-- start --

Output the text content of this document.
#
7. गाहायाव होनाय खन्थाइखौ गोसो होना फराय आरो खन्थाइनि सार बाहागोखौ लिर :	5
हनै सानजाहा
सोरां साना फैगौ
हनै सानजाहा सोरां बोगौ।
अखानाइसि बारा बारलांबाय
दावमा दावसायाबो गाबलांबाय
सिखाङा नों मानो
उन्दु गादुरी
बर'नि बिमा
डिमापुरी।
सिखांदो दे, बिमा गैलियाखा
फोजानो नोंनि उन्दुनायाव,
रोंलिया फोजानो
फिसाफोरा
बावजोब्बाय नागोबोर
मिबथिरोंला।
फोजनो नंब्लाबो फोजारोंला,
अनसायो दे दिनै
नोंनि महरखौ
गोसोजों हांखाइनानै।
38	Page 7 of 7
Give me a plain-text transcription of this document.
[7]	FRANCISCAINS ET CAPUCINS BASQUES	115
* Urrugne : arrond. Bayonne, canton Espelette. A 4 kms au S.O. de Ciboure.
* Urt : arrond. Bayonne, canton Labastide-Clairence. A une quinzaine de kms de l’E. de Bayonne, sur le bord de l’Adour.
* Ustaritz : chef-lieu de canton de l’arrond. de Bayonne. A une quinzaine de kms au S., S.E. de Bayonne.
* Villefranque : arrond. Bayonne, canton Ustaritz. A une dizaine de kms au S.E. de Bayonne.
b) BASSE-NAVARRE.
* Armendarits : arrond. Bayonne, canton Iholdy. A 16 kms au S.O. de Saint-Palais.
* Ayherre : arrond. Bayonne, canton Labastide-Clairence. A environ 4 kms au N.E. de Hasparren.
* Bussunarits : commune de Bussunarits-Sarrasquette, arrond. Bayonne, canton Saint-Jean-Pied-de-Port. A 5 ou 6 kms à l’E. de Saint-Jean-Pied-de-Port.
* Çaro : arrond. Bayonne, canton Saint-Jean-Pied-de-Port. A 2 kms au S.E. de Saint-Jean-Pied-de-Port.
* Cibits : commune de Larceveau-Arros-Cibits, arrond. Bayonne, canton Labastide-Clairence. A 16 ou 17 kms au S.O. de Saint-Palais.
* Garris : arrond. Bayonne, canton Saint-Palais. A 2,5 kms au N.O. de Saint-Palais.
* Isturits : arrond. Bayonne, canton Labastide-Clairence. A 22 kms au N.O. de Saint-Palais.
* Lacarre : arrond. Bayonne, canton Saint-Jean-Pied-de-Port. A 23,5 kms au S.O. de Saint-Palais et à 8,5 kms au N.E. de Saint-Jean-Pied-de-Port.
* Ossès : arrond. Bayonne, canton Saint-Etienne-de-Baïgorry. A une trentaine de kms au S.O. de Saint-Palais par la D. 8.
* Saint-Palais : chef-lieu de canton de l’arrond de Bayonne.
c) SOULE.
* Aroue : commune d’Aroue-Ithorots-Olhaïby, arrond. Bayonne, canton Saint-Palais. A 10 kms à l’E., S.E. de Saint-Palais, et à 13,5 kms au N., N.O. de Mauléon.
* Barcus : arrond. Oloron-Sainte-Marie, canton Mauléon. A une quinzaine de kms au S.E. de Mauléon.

-- end --

* **Required task**: Your answer should be a single number: how many lines of the material contain the word "this".

* **Exercise response**: 2